**EXERCISE OBJECTIVE:**
Copy out every line that contains "Meeting".

**DATA EXCERPTS:**
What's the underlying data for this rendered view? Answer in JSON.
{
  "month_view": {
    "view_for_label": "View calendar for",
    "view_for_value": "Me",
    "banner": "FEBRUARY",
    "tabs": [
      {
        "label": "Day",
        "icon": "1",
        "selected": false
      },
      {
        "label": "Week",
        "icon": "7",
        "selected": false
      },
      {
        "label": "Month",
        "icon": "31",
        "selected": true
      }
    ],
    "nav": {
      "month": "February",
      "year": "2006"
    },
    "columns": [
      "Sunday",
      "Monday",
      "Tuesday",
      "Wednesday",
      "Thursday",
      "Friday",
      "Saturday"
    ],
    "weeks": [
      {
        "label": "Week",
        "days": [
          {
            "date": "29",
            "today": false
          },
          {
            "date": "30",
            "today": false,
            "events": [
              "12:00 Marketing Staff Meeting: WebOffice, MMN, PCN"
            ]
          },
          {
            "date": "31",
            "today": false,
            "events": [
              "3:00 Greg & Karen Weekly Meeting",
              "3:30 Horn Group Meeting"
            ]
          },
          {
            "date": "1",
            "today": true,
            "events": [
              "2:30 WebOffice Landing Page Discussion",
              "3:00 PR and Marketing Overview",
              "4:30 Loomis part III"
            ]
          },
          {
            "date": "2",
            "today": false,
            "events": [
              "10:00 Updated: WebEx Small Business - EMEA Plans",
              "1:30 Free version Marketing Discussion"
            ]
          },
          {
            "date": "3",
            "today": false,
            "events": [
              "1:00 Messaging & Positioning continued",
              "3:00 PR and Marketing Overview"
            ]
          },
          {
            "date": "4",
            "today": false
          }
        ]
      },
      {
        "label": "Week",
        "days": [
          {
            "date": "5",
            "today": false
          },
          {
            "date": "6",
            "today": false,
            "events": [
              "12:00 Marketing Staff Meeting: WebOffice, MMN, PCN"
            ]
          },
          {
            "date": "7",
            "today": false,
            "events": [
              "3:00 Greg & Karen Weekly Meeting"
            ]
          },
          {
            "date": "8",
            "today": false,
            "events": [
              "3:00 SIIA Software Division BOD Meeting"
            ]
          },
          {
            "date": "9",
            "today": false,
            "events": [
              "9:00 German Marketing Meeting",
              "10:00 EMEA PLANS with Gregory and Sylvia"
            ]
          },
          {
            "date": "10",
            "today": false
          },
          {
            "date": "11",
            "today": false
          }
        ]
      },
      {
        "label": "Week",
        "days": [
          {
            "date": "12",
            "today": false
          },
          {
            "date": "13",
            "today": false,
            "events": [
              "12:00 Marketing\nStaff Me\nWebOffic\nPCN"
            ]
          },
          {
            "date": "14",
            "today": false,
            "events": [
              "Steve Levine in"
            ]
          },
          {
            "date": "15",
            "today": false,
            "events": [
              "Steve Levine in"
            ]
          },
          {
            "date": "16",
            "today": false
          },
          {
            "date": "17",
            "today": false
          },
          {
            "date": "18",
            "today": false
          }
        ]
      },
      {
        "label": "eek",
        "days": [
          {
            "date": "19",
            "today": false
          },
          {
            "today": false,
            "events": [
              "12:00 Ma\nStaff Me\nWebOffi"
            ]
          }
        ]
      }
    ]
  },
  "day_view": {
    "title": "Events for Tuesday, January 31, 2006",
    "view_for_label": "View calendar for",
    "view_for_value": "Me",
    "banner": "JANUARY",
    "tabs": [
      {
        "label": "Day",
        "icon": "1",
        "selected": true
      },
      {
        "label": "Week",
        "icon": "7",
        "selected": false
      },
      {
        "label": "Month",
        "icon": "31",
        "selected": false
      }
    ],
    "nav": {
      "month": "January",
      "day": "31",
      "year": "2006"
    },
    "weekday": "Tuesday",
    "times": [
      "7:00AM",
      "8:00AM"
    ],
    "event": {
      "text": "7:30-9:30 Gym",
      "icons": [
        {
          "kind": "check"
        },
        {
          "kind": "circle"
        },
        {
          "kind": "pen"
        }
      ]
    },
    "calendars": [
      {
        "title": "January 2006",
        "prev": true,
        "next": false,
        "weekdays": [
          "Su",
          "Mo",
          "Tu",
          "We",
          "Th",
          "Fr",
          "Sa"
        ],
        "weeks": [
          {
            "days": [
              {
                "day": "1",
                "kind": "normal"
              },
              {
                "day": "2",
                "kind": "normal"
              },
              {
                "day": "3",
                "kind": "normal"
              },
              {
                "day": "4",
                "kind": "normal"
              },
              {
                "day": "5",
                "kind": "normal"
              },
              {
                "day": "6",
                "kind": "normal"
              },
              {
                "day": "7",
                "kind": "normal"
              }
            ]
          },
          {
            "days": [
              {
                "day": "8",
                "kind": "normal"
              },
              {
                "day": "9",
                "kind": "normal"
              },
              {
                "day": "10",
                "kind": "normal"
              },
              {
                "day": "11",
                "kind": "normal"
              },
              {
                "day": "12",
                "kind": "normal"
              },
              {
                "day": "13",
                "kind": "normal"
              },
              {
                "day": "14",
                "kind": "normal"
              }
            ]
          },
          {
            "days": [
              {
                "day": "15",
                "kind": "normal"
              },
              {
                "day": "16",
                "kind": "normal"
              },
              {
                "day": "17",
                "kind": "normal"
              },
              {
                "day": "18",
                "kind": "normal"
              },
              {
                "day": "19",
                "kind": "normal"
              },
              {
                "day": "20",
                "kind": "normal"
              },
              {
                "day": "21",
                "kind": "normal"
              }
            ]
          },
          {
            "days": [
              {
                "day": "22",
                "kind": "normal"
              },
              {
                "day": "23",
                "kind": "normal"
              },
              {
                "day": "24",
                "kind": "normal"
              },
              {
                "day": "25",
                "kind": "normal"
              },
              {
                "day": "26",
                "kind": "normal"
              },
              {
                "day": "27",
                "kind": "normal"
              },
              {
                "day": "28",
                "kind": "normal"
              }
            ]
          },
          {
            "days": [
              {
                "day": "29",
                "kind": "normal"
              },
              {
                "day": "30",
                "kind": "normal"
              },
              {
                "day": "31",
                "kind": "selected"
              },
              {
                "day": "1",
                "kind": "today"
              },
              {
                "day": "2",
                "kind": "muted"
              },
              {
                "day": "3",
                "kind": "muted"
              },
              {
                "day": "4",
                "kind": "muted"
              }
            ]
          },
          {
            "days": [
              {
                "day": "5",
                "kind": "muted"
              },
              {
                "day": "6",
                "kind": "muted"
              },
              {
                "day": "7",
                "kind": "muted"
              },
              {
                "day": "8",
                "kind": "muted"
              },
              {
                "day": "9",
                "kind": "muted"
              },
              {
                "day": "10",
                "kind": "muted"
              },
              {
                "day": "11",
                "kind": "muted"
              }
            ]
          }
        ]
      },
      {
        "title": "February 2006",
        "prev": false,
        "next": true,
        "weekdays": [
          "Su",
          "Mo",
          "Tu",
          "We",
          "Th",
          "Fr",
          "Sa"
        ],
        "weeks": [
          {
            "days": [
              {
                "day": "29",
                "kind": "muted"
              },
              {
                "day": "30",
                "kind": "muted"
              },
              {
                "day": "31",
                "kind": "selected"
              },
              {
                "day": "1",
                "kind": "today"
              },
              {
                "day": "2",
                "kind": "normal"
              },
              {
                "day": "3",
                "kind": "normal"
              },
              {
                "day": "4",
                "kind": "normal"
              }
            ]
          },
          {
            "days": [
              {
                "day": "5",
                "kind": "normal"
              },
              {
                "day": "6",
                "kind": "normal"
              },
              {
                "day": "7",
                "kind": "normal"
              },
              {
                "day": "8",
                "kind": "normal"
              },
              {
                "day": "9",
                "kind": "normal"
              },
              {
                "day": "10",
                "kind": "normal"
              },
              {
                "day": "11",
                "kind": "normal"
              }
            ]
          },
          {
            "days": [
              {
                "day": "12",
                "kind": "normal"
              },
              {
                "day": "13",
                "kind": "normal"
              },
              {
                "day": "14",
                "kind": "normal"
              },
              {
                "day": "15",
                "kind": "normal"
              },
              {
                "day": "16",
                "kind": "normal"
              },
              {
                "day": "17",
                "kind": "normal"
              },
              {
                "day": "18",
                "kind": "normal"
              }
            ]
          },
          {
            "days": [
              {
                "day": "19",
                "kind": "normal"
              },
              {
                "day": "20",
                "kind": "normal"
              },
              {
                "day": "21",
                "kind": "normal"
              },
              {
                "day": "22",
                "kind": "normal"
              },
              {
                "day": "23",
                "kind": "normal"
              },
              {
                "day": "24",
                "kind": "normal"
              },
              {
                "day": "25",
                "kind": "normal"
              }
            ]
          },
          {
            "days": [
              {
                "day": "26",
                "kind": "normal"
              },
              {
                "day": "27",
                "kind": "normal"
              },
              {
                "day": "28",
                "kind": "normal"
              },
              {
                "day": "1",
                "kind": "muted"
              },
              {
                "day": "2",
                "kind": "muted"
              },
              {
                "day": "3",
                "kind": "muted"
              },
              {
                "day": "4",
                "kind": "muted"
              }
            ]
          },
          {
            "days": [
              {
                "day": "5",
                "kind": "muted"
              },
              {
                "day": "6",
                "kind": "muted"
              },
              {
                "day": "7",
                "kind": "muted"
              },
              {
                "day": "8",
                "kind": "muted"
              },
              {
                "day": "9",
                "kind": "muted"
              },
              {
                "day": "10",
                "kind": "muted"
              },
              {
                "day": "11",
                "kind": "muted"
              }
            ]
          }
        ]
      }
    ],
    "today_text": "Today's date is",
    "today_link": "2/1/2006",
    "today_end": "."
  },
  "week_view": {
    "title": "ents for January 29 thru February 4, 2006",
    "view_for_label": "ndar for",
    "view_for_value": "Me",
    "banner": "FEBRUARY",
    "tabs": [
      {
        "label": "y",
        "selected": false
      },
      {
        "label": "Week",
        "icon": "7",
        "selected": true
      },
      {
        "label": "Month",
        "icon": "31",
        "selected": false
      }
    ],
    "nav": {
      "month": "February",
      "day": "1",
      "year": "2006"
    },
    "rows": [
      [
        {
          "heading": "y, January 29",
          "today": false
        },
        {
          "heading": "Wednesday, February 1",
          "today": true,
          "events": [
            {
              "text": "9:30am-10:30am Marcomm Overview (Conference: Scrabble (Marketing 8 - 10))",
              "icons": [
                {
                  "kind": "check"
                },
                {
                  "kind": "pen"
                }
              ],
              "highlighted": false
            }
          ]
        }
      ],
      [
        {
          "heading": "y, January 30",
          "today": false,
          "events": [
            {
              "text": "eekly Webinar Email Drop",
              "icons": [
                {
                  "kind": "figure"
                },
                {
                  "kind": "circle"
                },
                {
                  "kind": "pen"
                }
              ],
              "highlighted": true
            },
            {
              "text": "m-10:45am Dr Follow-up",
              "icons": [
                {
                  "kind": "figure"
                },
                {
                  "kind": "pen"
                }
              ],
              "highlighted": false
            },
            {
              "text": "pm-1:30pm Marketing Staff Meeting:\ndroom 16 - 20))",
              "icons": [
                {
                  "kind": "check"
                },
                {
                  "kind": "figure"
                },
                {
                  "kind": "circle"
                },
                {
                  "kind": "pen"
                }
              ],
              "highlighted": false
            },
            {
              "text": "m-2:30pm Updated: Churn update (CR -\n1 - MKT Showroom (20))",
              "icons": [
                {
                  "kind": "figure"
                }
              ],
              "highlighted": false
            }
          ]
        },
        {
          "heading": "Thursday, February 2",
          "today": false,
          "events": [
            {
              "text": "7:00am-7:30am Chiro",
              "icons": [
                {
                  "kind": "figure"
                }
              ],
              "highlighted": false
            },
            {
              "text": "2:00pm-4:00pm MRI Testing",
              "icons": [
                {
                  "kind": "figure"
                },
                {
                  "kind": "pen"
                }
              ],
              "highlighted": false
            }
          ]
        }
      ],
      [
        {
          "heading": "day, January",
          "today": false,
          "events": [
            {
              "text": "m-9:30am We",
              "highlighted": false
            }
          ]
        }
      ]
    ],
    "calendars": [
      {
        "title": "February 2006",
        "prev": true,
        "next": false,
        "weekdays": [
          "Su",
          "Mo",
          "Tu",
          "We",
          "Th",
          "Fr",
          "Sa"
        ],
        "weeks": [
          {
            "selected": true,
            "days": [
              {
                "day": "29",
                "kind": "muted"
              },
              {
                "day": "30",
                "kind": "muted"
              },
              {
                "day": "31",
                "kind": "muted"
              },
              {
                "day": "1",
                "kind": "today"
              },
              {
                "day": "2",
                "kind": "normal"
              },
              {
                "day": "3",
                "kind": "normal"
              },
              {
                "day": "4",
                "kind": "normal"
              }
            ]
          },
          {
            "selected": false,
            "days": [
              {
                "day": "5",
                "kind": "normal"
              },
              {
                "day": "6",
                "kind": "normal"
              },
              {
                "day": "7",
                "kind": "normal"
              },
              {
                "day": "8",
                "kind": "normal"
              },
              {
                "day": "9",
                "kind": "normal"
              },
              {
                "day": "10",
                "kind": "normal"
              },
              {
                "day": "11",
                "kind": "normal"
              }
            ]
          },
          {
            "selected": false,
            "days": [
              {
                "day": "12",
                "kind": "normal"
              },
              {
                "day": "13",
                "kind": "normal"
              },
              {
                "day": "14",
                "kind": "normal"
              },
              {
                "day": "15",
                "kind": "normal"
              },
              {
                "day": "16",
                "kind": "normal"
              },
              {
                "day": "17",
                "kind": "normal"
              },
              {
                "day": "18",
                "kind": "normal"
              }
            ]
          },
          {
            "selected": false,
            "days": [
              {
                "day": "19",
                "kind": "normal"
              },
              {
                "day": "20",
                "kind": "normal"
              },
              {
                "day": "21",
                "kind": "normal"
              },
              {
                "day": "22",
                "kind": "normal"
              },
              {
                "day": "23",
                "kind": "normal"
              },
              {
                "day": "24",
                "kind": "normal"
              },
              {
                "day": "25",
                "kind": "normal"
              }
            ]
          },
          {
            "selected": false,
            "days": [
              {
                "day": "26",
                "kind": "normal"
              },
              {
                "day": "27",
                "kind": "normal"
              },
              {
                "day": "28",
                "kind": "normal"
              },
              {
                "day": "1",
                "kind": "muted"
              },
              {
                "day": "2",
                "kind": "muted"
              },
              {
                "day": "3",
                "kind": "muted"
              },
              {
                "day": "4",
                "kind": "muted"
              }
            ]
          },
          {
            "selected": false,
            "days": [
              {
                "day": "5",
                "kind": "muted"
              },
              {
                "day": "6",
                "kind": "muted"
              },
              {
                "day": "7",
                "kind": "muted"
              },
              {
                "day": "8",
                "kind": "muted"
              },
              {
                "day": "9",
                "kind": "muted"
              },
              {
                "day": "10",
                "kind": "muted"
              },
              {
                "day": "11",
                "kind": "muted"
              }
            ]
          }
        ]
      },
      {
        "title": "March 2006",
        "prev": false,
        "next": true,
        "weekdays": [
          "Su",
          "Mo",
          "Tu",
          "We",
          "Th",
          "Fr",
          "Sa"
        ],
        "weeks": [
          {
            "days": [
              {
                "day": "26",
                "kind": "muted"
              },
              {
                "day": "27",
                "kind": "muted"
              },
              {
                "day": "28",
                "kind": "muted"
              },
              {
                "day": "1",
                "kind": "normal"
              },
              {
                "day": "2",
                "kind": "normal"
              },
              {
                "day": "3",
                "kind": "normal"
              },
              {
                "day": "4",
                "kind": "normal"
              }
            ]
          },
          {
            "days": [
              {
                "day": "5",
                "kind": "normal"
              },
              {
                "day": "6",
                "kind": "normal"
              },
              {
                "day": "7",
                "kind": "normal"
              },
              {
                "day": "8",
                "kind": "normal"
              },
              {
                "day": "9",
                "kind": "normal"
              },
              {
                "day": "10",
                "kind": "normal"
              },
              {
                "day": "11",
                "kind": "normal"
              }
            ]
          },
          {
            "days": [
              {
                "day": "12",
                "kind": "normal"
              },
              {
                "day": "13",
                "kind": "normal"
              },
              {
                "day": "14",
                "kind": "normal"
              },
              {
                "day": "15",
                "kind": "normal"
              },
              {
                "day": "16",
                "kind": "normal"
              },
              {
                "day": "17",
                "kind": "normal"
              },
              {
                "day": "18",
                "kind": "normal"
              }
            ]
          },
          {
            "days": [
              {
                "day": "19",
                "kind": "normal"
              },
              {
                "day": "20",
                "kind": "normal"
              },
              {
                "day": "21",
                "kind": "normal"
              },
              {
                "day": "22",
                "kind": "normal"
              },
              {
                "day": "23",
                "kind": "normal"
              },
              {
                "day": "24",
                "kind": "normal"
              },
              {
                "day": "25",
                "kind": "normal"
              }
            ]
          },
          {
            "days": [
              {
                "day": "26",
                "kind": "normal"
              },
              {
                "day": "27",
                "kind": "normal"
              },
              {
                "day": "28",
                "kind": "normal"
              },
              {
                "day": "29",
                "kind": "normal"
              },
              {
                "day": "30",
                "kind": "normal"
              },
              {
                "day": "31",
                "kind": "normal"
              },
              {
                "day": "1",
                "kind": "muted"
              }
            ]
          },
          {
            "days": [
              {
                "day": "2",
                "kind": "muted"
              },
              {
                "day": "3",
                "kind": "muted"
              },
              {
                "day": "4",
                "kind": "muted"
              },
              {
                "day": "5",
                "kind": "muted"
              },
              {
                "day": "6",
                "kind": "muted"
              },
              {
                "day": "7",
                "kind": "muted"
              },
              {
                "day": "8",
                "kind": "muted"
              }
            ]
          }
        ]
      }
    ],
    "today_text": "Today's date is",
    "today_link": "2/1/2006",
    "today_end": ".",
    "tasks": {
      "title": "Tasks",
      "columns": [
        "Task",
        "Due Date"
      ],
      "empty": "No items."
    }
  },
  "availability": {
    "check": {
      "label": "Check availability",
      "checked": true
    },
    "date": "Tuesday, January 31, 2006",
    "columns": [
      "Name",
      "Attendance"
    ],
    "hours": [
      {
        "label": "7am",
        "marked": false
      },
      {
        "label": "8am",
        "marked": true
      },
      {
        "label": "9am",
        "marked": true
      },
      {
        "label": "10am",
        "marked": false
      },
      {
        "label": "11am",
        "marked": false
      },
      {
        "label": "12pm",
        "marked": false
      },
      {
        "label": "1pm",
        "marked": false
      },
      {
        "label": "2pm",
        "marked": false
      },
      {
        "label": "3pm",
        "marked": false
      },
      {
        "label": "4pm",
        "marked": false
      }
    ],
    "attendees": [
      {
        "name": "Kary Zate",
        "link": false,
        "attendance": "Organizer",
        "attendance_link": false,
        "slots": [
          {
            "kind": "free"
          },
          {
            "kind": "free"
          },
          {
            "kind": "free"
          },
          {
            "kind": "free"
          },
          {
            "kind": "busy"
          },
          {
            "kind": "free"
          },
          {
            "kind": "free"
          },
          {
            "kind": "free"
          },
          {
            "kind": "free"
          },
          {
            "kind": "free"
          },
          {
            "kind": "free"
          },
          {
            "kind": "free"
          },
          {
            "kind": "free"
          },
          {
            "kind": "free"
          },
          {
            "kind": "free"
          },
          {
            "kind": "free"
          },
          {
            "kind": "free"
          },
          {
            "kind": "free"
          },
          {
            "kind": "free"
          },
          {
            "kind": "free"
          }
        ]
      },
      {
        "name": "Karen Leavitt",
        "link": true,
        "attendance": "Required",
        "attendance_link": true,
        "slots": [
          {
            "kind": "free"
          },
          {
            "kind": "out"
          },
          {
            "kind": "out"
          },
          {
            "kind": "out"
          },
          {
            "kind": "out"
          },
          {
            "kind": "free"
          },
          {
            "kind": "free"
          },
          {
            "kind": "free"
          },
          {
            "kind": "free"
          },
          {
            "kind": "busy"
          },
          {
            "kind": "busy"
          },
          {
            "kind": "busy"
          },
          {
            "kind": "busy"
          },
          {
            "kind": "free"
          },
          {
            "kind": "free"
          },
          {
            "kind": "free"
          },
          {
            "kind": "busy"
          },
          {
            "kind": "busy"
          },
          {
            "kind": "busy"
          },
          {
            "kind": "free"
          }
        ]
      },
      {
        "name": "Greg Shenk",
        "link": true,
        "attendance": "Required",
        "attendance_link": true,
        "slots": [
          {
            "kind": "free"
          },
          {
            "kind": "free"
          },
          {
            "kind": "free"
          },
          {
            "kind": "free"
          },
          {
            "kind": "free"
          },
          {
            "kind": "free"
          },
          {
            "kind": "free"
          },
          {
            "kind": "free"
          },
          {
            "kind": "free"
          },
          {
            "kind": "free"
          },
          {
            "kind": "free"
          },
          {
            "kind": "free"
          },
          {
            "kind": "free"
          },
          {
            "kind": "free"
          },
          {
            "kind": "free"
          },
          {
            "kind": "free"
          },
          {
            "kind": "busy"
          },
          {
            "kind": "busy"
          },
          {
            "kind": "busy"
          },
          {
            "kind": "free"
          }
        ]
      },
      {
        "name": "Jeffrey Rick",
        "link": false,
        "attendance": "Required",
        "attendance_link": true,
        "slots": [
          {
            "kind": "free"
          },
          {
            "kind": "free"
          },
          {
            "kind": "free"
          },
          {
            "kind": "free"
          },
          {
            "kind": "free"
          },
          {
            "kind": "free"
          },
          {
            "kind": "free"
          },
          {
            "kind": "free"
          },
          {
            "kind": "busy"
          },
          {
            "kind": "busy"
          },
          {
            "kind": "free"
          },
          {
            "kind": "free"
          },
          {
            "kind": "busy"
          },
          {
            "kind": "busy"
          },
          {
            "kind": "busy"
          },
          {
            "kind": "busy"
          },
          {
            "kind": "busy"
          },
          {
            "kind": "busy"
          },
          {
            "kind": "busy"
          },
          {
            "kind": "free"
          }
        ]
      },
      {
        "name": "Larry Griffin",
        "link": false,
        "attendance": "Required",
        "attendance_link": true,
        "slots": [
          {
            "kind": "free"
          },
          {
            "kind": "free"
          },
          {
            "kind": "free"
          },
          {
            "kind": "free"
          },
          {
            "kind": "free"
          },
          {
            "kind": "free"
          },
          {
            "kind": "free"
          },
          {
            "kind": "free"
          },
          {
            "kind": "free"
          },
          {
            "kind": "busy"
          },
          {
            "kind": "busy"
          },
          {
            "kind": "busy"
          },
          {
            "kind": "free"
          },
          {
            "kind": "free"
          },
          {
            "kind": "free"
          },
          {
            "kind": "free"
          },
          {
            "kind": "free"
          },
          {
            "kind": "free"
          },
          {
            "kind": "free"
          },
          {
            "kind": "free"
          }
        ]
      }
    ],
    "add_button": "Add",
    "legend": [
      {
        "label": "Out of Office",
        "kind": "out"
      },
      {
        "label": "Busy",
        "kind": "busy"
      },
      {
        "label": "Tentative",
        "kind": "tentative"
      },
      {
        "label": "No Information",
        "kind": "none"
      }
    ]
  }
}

**EXPECTED ANSWER:**
              "12:00 Marketing Staff Meeting: WebOffice, MMN, PCN"
              "3:00 Greg & Karen Weekly Meeting",
              "3:30 Horn Group Meeting"
              "12:00 Marketing Staff Meeting: WebOffice, MMN, PCN"
              "3:00 Greg & Karen Weekly Meeting"
              "3:00 SIIA Software Division BOD Meeting"
              "9:00 German Marketing Meeting",
              "text": "pm-1:30pm Marketing Staff Meeting:\ndroom 16 - 20))",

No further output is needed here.